= Task to carry out =
Please reproduce the items starting with the line with "item 10: メール・サーバー設定 — [499, 620, 698, 642]" and going on through the line with "item 09: プログラム制作 — [529, 559, 668, 582]", swapping "label" for "caption" and leaving all else unchanged.

▬▬▬▬▬▬▬▬▬▬

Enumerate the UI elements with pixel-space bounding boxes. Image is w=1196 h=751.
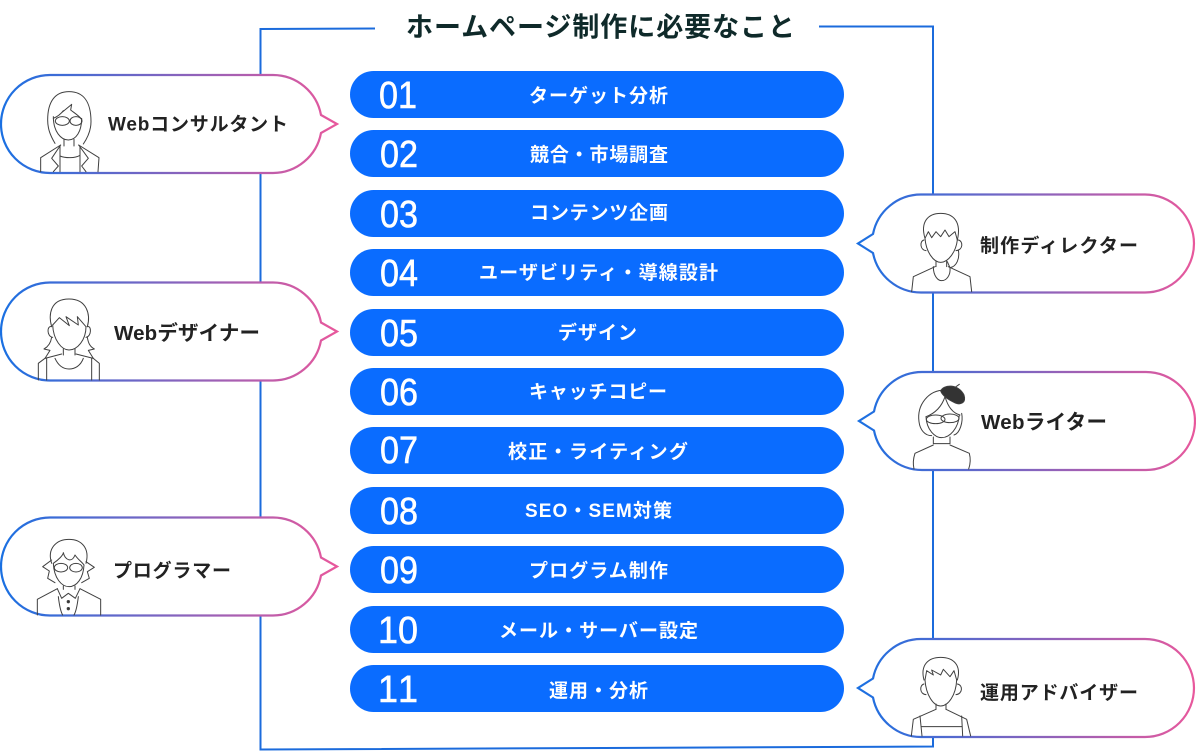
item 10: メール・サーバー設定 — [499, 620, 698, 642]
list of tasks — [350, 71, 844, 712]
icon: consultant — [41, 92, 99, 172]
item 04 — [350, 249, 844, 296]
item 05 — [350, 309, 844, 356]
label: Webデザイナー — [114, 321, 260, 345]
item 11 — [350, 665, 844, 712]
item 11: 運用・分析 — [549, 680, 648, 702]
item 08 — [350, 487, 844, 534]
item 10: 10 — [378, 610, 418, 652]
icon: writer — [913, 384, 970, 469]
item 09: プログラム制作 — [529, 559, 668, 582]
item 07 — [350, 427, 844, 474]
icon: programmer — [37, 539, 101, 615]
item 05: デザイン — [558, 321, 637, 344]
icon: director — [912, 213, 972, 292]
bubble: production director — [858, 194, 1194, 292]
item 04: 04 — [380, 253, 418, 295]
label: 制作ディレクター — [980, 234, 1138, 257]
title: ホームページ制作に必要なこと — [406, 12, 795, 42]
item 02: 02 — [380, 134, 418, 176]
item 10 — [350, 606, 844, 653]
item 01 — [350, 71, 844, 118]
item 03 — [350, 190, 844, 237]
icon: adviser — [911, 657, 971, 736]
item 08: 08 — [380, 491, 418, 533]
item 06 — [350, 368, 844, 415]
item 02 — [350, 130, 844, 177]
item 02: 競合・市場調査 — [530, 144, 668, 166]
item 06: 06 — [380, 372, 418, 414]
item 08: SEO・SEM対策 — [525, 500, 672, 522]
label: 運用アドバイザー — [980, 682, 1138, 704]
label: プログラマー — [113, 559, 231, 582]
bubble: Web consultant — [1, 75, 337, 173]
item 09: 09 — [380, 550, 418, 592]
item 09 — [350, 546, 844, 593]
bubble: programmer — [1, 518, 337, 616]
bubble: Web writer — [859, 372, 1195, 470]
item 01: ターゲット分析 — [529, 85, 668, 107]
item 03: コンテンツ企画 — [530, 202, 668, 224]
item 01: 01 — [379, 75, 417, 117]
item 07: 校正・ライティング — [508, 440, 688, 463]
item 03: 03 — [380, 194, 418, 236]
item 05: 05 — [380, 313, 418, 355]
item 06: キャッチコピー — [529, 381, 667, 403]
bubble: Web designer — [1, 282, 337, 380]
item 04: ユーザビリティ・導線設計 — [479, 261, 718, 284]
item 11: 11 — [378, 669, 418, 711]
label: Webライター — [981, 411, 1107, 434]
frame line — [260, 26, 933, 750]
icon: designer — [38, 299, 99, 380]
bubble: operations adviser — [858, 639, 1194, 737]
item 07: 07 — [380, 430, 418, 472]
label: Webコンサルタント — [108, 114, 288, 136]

▬▬▬▬▬▬▬▬▬▬

= Solution to this exercise =
item 10: メール・サーバー設定 — [499, 620, 698, 642]
list of tasks — [350, 71, 844, 712]
icon: consultant — [41, 92, 99, 172]
item 04 — [350, 249, 844, 296]
item 05 — [350, 309, 844, 356]
caption: Webデザイナー — [114, 321, 260, 345]
item 11 — [350, 665, 844, 712]
item 11: 運用・分析 — [549, 680, 648, 702]
item 08 — [350, 487, 844, 534]
item 10: 10 — [378, 610, 418, 652]
icon: writer — [913, 384, 970, 469]
item 09: プログラム制作 — [529, 559, 668, 582]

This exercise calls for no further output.